EXERCISE TASK:
Images appear in the records below; leave them out and repeat everything else exactly.
-- Start --
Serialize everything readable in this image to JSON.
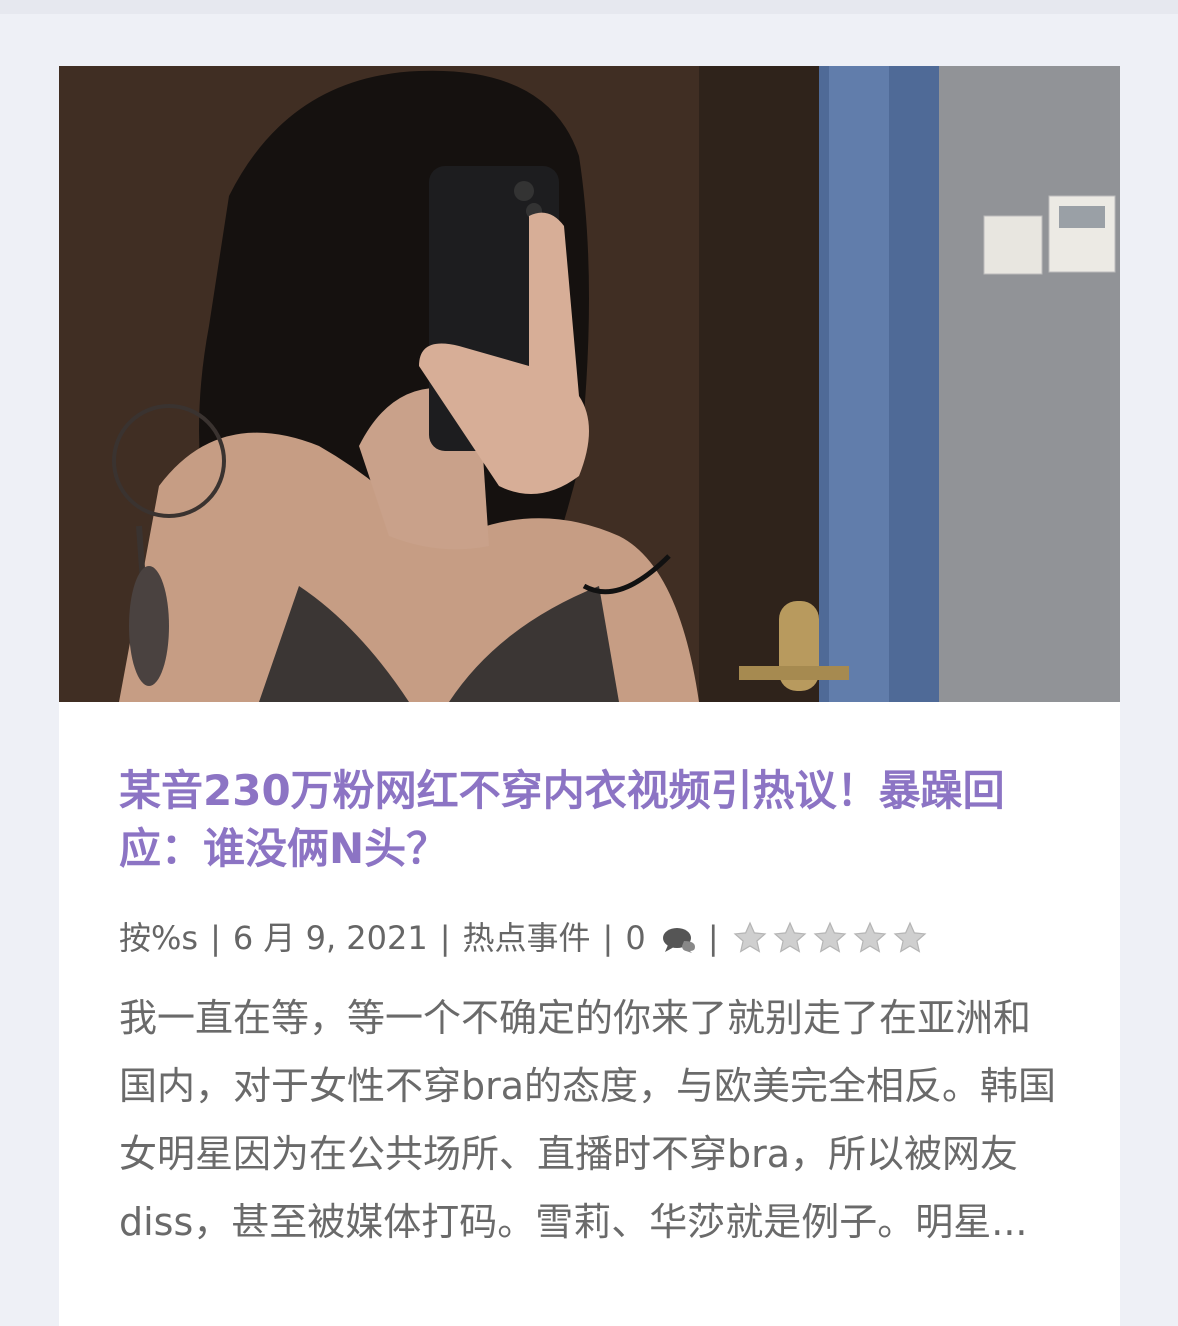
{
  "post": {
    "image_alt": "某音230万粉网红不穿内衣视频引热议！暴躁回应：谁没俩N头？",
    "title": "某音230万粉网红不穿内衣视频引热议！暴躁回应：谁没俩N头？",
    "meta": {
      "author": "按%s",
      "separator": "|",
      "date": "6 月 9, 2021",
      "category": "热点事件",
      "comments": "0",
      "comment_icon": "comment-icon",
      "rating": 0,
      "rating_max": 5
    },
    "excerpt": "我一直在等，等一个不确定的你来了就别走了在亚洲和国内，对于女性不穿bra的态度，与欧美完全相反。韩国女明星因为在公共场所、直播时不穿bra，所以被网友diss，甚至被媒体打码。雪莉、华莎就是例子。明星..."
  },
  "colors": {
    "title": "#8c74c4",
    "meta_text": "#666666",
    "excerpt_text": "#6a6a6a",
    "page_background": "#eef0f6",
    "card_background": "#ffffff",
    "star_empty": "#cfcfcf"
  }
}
-- End --
FINISHED TASK:
Serialize everything readable in this image to JSON.
{
  "post": {
    "image_alt": "某音230万粉网红不穿内衣视频引热议！暴躁回应：谁没俩N头？",
    "title": "某音230万粉网红不穿内衣视频引热议！暴躁回应：谁没俩N头？",
    "meta": {
      "author": "按%s",
      "separator": "|",
      "date": "6 月 9, 2021",
      "category": "热点事件",
      "comments": "0",
      "comment_icon": "comment-icon",
      "rating": 0,
      "rating_max": 5
    },
    "excerpt": "我一直在等，等一个不确定的你来了就别走了在亚洲和国内，对于女性不穿bra的态度，与欧美完全相反。韩国女明星因为在公共场所、直播时不穿bra，所以被网友diss，甚至被媒体打码。雪莉、华莎就是例子。明星..."
  },
  "colors": {
    "title": "#8c74c4",
    "meta_text": "#666666",
    "excerpt_text": "#6a6a6a",
    "page_background": "#eef0f6",
    "card_background": "#ffffff",
    "star_empty": "#cfcfcf"
  }
}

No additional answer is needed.